● **EXERCISE OBJECTIVE**
Drop the pictures from the entries below, then reproduce the rest exactly.

● **MATERIAL PROVIDED**
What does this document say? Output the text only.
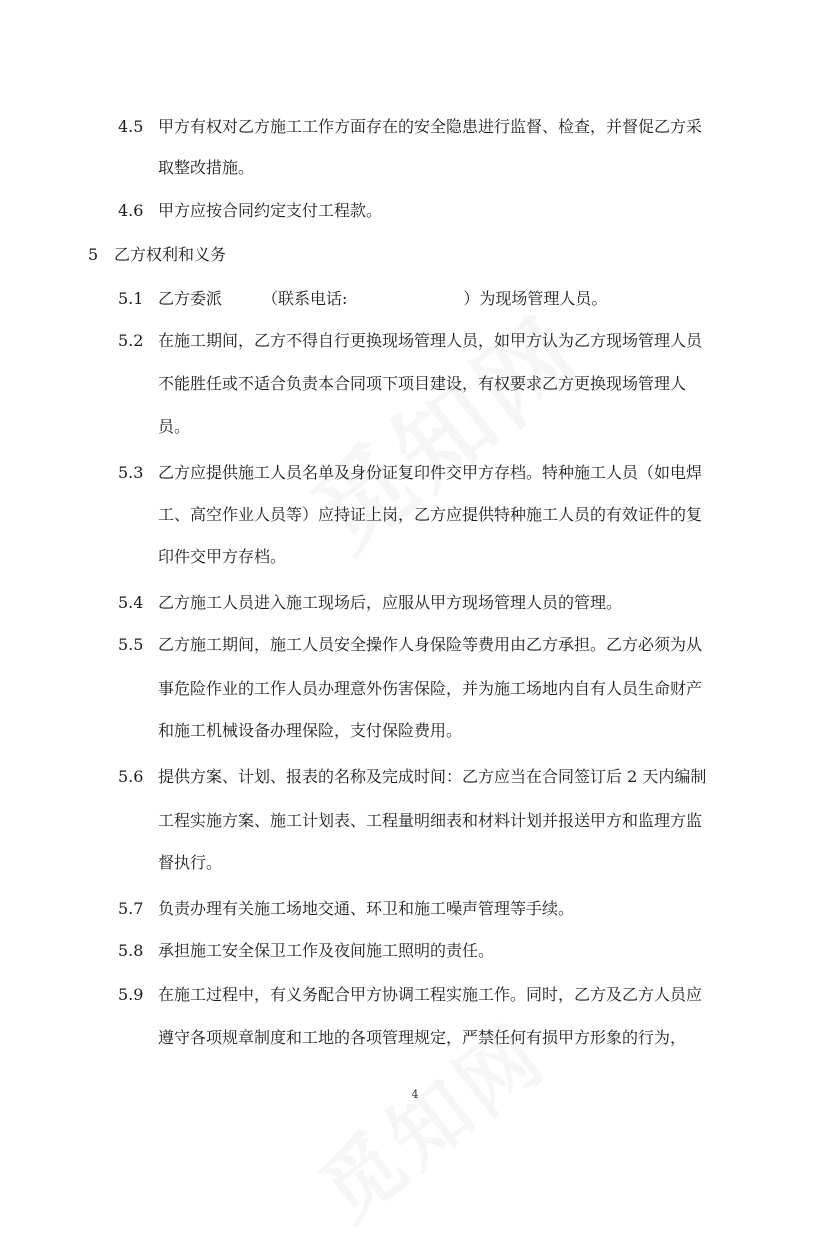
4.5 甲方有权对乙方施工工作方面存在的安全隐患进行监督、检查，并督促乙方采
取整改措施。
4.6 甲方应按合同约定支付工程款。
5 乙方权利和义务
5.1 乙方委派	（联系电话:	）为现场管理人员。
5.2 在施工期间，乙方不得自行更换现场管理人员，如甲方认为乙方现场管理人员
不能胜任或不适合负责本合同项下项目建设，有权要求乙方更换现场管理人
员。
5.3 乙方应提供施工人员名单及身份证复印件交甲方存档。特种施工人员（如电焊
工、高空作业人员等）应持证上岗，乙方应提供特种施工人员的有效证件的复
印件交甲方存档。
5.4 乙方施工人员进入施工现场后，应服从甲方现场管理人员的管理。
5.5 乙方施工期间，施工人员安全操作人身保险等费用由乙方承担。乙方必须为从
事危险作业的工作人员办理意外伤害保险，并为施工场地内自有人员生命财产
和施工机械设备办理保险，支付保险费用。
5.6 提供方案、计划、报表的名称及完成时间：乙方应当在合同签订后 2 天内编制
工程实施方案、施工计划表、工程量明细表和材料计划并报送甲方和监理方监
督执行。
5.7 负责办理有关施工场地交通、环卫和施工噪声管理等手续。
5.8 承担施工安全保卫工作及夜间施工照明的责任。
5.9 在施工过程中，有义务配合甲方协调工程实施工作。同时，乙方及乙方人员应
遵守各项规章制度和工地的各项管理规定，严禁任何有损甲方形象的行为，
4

● **RESULT OF THIS TASK**
What does this document say? Output the text only.
4.5 甲方有权对乙方施工工作方面存在的安全隐患进行监督、检查，并督促乙方采
取整改措施。
4.6 甲方应按合同约定支付工程款。
5 乙方权利和义务
5.1 乙方委派	（联系电话:	）为现场管理人员。
5.2 在施工期间，乙方不得自行更换现场管理人员，如甲方认为乙方现场管理人员
不能胜任或不适合负责本合同项下项目建设，有权要求乙方更换现场管理人
员。
5.3 乙方应提供施工人员名单及身份证复印件交甲方存档。特种施工人员（如电焊
工、高空作业人员等）应持证上岗，乙方应提供特种施工人员的有效证件的复
印件交甲方存档。
5.4 乙方施工人员进入施工现场后，应服从甲方现场管理人员的管理。
5.5 乙方施工期间，施工人员安全操作人身保险等费用由乙方承担。乙方必须为从
事危险作业的工作人员办理意外伤害保险，并为施工场地内自有人员生命财产
和施工机械设备办理保险，支付保险费用。
5.6 提供方案、计划、报表的名称及完成时间：乙方应当在合同签订后 2 天内编制
工程实施方案、施工计划表、工程量明细表和材料计划并报送甲方和监理方监
督执行。
5.7 负责办理有关施工场地交通、环卫和施工噪声管理等手续。
5.8 承担施工安全保卫工作及夜间施工照明的责任。
5.9 在施工过程中，有义务配合甲方协调工程实施工作。同时，乙方及乙方人员应
遵守各项规章制度和工地的各项管理规定，严禁任何有损甲方形象的行为，
4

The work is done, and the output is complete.